* _What is asked_: Output the material word for word. Leave each picture out.

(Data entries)
========
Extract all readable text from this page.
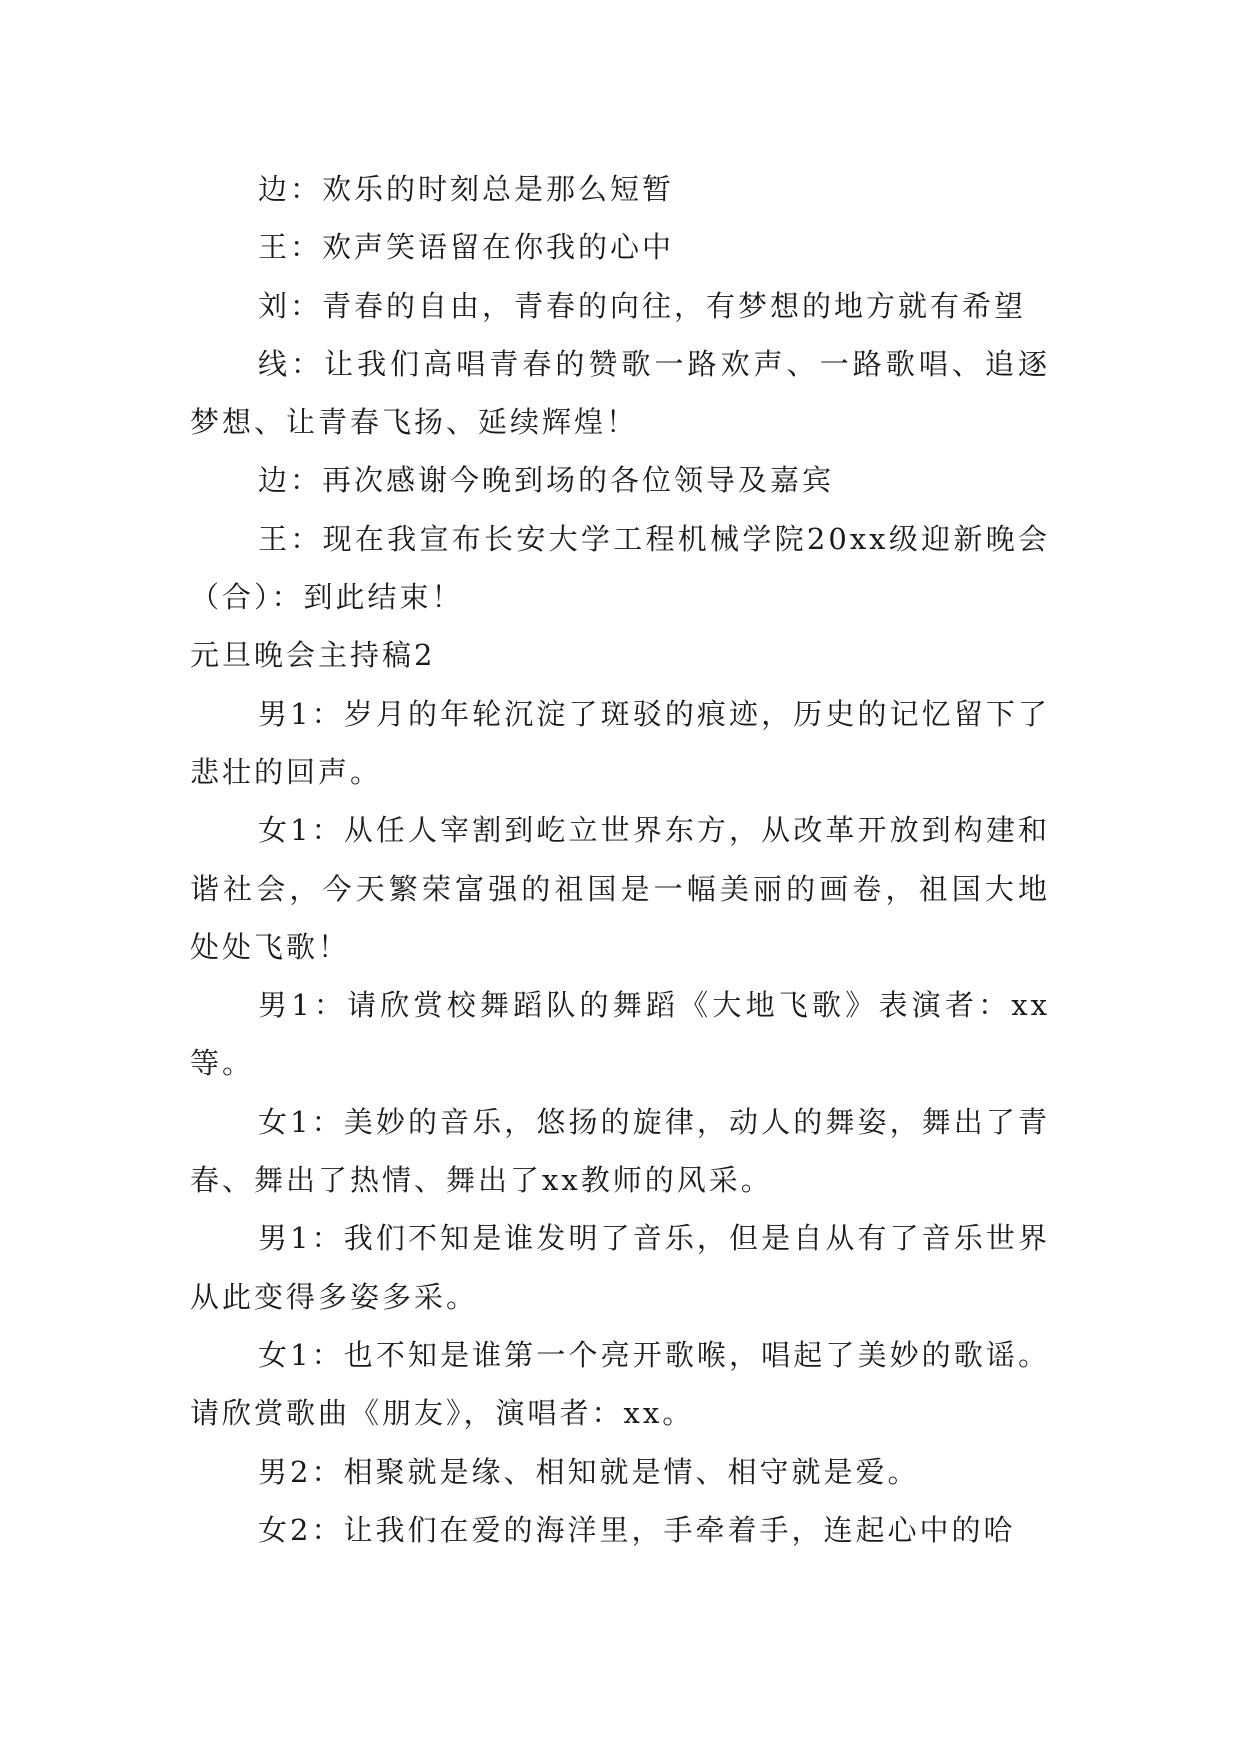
边：欢乐的时刻总是那么短暂

王：欢声笑语留在你我的心中

刘：青春的自由，青春的向往，有梦想的地方就有希望

线：让我们高唱青春的赞歌一路欢声、一路歌唱、追逐梦想、让青春飞扬、延续辉煌！

边：再次感谢今晚到场的各位领导及嘉宾

王：现在我宣布长安大学工程机械学院20xx级迎新晚会（合）：到此结束！

元旦晚会主持稿2

男1：岁月的年轮沉淀了斑驳的痕迹，历史的记忆留下了悲壮的回声。

女1：从任人宰割到屹立世界东方，从改革开放到构建和谐社会，今天繁荣富强的祖国是一幅美丽的画卷，祖国大地处处飞歌！

男1：请欣赏校舞蹈队的舞蹈《大地飞歌》表演者：xx等。

女1：美妙的音乐，悠扬的旋律，动人的舞姿，舞出了青春、舞出了热情、舞出了xx教师的风采。

男1：我们不知是谁发明了音乐，但是自从有了音乐世界从此变得多姿多采。

女1：也不知是谁第一个亮开歌喉，唱起了美妙的歌谣。请欣赏歌曲《朋友》，演唱者：xx。

男2：相聚就是缘、相知就是情、相守就是爱。

女2：让我们在爱的海洋里，手牵着手，连起心中的哈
========
* _Expected output_:
Extract all readable text from this page.
边：欢乐的时刻总是那么短暂

王：欢声笑语留在你我的心中

刘：青春的自由，青春的向往，有梦想的地方就有希望

线：让我们高唱青春的赞歌一路欢声、一路歌唱、追逐梦想、让青春飞扬、延续辉煌！

边：再次感谢今晚到场的各位领导及嘉宾

王：现在我宣布长安大学工程机械学院20xx级迎新晚会（合）：到此结束！

元旦晚会主持稿2

男1：岁月的年轮沉淀了斑驳的痕迹，历史的记忆留下了悲壮的回声。

女1：从任人宰割到屹立世界东方，从改革开放到构建和谐社会，今天繁荣富强的祖国是一幅美丽的画卷，祖国大地处处飞歌！

男1：请欣赏校舞蹈队的舞蹈《大地飞歌》表演者：xx等。

女1：美妙的音乐，悠扬的旋律，动人的舞姿，舞出了青春、舞出了热情、舞出了xx教师的风采。

男1：我们不知是谁发明了音乐，但是自从有了音乐世界从此变得多姿多采。

女1：也不知是谁第一个亮开歌喉，唱起了美妙的歌谣。请欣赏歌曲《朋友》，演唱者：xx。

男2：相聚就是缘、相知就是情、相守就是爱。

女2：让我们在爱的海洋里，手牵着手，连起心中的哈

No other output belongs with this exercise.